GIVEN EXERCISE:
Only lines with the word "those" are needed; collect each of them from the listing below.

DATA ENTRIES:
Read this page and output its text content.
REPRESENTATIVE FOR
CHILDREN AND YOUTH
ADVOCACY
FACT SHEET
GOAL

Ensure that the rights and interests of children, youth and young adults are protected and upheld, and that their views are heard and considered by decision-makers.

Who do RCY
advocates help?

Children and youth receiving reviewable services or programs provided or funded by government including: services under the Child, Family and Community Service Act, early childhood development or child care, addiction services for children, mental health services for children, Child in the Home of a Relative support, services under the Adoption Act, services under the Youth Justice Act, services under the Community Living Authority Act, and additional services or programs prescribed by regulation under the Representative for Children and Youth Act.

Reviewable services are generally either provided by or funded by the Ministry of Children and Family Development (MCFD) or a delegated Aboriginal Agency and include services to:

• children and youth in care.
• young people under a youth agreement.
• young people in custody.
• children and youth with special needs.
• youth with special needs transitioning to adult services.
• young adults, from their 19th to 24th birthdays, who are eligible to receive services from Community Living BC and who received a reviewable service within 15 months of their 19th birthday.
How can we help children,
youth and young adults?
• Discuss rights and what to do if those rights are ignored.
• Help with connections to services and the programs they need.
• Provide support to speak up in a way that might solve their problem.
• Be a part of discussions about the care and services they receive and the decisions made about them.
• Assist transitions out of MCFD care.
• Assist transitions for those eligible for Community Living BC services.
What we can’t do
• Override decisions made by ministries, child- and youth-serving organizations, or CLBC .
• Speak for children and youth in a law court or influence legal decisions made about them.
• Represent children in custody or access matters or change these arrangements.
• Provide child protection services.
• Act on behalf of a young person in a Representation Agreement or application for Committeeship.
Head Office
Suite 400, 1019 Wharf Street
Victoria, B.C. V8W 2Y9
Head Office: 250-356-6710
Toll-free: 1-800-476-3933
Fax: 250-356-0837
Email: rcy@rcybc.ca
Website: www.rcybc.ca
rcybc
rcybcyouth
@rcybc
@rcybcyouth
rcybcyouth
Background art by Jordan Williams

SOLUTION FOR THIS EXERCISE:
• Discuss rights and what to do if those rights are ignored.
• Assist transitions for those eligible for Community Living BC services.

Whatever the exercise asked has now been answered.